Description of the task. Give only the lines from the one containing "Transcribe the text in this document." through the end of the material below, exactly as written.

Input rows.
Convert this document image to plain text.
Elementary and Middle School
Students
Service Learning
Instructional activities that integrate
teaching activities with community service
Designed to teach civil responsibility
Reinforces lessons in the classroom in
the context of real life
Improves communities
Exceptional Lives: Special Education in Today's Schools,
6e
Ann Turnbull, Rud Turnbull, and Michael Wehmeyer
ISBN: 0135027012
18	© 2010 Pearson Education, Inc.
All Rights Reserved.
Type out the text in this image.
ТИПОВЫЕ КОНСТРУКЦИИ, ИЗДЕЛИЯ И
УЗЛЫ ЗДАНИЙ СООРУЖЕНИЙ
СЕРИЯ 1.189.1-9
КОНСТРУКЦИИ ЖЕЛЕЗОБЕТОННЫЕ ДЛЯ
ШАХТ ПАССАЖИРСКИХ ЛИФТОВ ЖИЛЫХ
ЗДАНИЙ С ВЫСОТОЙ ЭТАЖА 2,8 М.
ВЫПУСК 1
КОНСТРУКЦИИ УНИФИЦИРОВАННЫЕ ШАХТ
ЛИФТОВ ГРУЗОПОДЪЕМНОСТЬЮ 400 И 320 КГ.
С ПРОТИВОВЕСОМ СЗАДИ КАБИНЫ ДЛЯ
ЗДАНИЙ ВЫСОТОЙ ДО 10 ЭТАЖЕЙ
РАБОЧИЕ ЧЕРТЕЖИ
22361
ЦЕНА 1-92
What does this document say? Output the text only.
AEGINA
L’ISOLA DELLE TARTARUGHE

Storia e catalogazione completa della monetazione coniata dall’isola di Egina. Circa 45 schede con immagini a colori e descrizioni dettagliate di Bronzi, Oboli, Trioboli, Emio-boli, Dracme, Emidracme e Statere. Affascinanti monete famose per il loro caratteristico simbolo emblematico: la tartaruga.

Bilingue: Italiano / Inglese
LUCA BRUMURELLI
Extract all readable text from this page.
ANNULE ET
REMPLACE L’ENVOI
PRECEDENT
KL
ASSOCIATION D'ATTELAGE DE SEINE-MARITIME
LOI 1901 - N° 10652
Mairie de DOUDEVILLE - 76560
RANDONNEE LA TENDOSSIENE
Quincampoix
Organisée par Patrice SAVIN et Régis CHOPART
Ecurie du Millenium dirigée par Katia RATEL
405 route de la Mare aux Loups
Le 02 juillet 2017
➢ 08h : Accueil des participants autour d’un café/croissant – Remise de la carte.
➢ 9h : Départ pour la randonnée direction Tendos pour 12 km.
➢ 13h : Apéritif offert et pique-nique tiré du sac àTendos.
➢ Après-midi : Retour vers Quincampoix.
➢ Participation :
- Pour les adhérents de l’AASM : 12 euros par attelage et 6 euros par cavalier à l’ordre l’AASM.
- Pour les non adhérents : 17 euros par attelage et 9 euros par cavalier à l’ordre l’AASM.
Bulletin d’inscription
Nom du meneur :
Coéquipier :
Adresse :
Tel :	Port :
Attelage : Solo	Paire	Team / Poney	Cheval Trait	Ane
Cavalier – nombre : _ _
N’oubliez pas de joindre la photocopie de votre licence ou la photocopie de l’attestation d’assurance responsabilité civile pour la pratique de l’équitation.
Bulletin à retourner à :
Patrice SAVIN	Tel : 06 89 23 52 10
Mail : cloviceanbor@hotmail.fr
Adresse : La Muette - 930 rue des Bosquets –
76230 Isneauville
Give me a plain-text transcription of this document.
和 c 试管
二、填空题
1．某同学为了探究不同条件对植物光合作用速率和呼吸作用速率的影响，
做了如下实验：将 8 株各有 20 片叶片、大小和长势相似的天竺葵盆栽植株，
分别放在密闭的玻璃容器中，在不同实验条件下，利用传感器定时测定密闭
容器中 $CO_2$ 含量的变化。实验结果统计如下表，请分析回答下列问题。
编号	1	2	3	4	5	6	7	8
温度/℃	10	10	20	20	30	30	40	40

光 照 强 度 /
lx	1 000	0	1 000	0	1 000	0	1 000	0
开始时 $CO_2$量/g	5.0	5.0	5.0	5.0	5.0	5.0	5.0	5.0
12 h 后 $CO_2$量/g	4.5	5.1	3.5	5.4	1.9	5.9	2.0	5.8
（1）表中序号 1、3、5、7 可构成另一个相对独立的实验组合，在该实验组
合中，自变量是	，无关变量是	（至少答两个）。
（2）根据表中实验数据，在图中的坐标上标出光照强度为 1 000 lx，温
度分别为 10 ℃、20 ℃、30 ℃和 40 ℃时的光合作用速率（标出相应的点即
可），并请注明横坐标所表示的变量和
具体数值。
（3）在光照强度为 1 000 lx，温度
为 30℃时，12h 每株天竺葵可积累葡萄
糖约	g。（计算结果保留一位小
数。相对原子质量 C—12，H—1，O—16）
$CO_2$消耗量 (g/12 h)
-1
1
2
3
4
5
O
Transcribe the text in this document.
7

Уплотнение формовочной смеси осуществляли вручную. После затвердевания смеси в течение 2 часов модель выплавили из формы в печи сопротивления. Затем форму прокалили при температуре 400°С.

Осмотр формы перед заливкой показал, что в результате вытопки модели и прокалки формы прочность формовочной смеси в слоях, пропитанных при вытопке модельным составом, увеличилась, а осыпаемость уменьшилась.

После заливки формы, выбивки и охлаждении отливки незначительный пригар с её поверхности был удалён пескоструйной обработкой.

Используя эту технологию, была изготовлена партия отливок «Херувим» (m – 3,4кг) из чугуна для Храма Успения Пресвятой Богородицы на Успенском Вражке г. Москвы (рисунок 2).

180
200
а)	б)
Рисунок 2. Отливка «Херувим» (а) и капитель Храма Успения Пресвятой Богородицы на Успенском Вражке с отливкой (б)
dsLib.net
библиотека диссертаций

The solution.
Transcribe the text in this document.
7

Уплотнение формовочной смеси осуществляли вручную. После затвердевания смеси в течение 2 часов модель выплавили из формы в печи сопротивления. Затем форму прокалили при температуре 400°С.

Осмотр формы перед заливкой показал, что в результате вытопки модели и прокалки формы прочность формовочной смеси в слоях, пропитанных при вытопке модельным составом, увеличилась, а осыпаемость уменьшилась.

После заливки формы, выбивки и охлаждении отливки незначительный пригар с её поверхности был удалён пескоструйной обработкой.

Используя эту технологию, была изготовлена партия отливок «Херувим» (m – 3,4кг) из чугуна для Храма Успения Пресвятой Богородицы на Успенском Вражке г. Москвы (рисунок 2).

180
200
а)	б)
Рисунок 2. Отливка «Херувим» (а) и капитель Храма Успения Пресвятой Богородицы на Успенском Вражке с отливкой (б)
dsLib.net
библиотека диссертаций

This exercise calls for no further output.